--- START Material to process ---

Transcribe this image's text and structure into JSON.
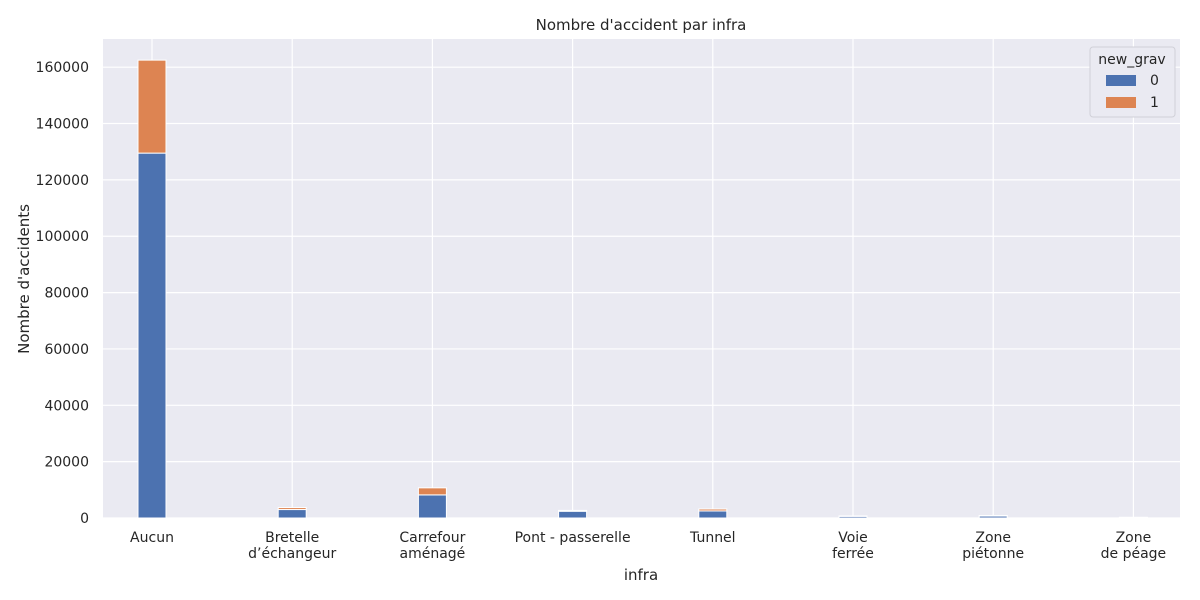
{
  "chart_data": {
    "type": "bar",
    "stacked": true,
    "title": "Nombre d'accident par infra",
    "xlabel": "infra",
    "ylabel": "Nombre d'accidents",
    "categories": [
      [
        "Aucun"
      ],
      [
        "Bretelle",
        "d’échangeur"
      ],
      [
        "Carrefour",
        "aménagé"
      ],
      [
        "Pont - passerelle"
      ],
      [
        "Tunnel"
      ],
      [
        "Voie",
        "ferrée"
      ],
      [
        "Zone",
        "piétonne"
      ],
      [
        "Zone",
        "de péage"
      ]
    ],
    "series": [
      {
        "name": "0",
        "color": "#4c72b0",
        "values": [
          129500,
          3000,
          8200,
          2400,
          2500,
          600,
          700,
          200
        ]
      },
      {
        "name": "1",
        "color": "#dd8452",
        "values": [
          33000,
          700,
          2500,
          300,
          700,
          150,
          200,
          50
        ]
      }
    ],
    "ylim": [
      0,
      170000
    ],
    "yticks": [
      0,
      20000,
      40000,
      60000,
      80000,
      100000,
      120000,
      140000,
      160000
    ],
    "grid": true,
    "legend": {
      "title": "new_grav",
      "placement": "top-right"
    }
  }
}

--- END Material to process ---

→ Exercise brief
Quote all the records verbatim, dropping any pictures from your copy.

→ Written reply
Transcribe this image's text and structure into JSON.
{
  "chart_data": {
    "type": "bar",
    "stacked": true,
    "title": "Nombre d'accident par infra",
    "xlabel": "infra",
    "ylabel": "Nombre d'accidents",
    "categories": [
      [
        "Aucun"
      ],
      [
        "Bretelle",
        "d’échangeur"
      ],
      [
        "Carrefour",
        "aménagé"
      ],
      [
        "Pont - passerelle"
      ],
      [
        "Tunnel"
      ],
      [
        "Voie",
        "ferrée"
      ],
      [
        "Zone",
        "piétonne"
      ],
      [
        "Zone",
        "de péage"
      ]
    ],
    "series": [
      {
        "name": "0",
        "color": "#4c72b0",
        "values": [
          129500,
          3000,
          8200,
          2400,
          2500,
          600,
          700,
          200
        ]
      },
      {
        "name": "1",
        "color": "#dd8452",
        "values": [
          33000,
          700,
          2500,
          300,
          700,
          150,
          200,
          50
        ]
      }
    ],
    "ylim": [
      0,
      170000
    ],
    "yticks": [
      0,
      20000,
      40000,
      60000,
      80000,
      100000,
      120000,
      140000,
      160000
    ],
    "grid": true,
    "legend": {
      "title": "new_grav",
      "placement": "top-right"
    }
  }
}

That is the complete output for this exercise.